=== Material for this exercise ===

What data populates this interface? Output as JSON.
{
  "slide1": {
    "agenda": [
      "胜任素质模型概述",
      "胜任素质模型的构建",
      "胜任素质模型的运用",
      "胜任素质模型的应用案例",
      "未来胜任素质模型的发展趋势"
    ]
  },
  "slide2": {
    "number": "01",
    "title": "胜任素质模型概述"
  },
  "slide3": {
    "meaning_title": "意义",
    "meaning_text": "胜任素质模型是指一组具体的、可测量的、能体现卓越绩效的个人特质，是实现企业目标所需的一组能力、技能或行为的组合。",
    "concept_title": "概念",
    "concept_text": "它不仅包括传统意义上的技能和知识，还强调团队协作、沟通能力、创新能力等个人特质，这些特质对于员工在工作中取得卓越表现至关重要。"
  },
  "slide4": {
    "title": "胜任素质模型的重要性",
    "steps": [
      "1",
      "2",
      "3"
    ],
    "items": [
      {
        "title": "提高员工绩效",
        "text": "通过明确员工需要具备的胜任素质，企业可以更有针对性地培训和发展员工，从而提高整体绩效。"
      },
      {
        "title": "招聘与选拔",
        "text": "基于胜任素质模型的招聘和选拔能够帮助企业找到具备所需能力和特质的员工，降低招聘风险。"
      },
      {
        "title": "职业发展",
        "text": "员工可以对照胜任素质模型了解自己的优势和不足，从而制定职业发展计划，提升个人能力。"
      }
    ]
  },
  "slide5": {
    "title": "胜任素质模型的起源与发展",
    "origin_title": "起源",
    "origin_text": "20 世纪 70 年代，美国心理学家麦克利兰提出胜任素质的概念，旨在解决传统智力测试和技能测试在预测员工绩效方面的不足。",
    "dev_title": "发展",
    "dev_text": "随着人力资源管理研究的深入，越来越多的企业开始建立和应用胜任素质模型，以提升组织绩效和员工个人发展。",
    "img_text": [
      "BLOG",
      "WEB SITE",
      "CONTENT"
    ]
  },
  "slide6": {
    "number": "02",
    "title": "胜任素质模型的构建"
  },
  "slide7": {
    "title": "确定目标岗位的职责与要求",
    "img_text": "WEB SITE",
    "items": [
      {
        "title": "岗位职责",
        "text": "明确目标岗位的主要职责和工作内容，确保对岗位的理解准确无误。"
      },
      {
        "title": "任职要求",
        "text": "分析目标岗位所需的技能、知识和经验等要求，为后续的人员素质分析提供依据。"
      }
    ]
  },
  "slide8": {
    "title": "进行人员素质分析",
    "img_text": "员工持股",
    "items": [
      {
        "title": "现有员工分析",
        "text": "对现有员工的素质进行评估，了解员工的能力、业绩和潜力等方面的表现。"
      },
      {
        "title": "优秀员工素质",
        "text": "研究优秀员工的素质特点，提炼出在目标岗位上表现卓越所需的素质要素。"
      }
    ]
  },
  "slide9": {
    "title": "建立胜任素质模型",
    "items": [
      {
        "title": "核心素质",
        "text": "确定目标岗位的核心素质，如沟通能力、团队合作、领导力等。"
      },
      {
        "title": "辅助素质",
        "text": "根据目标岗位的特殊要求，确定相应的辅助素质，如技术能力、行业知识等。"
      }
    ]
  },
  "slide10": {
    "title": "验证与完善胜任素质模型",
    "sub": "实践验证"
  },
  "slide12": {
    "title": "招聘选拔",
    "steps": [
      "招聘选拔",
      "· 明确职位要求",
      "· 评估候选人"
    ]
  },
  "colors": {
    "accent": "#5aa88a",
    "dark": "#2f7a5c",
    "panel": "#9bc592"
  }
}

===

What to produce | Exactly as shown, repeat every record.

Response below |
What data populates this interface? Output as JSON.
{
  "slide1": {
    "agenda": [
      "胜任素质模型概述",
      "胜任素质模型的构建",
      "胜任素质模型的运用",
      "胜任素质模型的应用案例",
      "未来胜任素质模型的发展趋势"
    ]
  },
  "slide2": {
    "number": "01",
    "title": "胜任素质模型概述"
  },
  "slide3": {
    "meaning_title": "意义",
    "meaning_text": "胜任素质模型是指一组具体的、可测量的、能体现卓越绩效的个人特质，是实现企业目标所需的一组能力、技能或行为的组合。",
    "concept_title": "概念",
    "concept_text": "它不仅包括传统意义上的技能和知识，还强调团队协作、沟通能力、创新能力等个人特质，这些特质对于员工在工作中取得卓越表现至关重要。"
  },
  "slide4": {
    "title": "胜任素质模型的重要性",
    "steps": [
      "1",
      "2",
      "3"
    ],
    "items": [
      {
        "title": "提高员工绩效",
        "text": "通过明确员工需要具备的胜任素质，企业可以更有针对性地培训和发展员工，从而提高整体绩效。"
      },
      {
        "title": "招聘与选拔",
        "text": "基于胜任素质模型的招聘和选拔能够帮助企业找到具备所需能力和特质的员工，降低招聘风险。"
      },
      {
        "title": "职业发展",
        "text": "员工可以对照胜任素质模型了解自己的优势和不足，从而制定职业发展计划，提升个人能力。"
      }
    ]
  },
  "slide5": {
    "title": "胜任素质模型的起源与发展",
    "origin_title": "起源",
    "origin_text": "20 世纪 70 年代，美国心理学家麦克利兰提出胜任素质的概念，旨在解决传统智力测试和技能测试在预测员工绩效方面的不足。",
    "dev_title": "发展",
    "dev_text": "随着人力资源管理研究的深入，越来越多的企业开始建立和应用胜任素质模型，以提升组织绩效和员工个人发展。",
    "img_text": [
      "BLOG",
      "WEB SITE",
      "CONTENT"
    ]
  },
  "slide6": {
    "number": "02",
    "title": "胜任素质模型的构建"
  },
  "slide7": {
    "title": "确定目标岗位的职责与要求",
    "img_text": "WEB SITE",
    "items": [
      {
        "title": "岗位职责",
        "text": "明确目标岗位的主要职责和工作内容，确保对岗位的理解准确无误。"
      },
      {
        "title": "任职要求",
        "text": "分析目标岗位所需的技能、知识和经验等要求，为后续的人员素质分析提供依据。"
      }
    ]
  },
  "slide8": {
    "title": "进行人员素质分析",
    "img_text": "员工持股",
    "items": [
      {
        "title": "现有员工分析",
        "text": "对现有员工的素质进行评估，了解员工的能力、业绩和潜力等方面的表现。"
      },
      {
        "title": "优秀员工素质",
        "text": "研究优秀员工的素质特点，提炼出在目标岗位上表现卓越所需的素质要素。"
      }
    ]
  },
  "slide9": {
    "title": "建立胜任素质模型",
    "items": [
      {
        "title": "核心素质",
        "text": "确定目标岗位的核心素质，如沟通能力、团队合作、领导力等。"
      },
      {
        "title": "辅助素质",
        "text": "根据目标岗位的特殊要求，确定相应的辅助素质，如技术能力、行业知识等。"
      }
    ]
  },
  "slide10": {
    "title": "验证与完善胜任素质模型",
    "sub": "实践验证"
  },
  "slide12": {
    "title": "招聘选拔",
    "steps": [
      "招聘选拔",
      "· 明确职位要求",
      "· 评估候选人"
    ]
  },
  "colors": {
    "accent": "#5aa88a",
    "dark": "#2f7a5c",
    "panel": "#9bc592"
  }
}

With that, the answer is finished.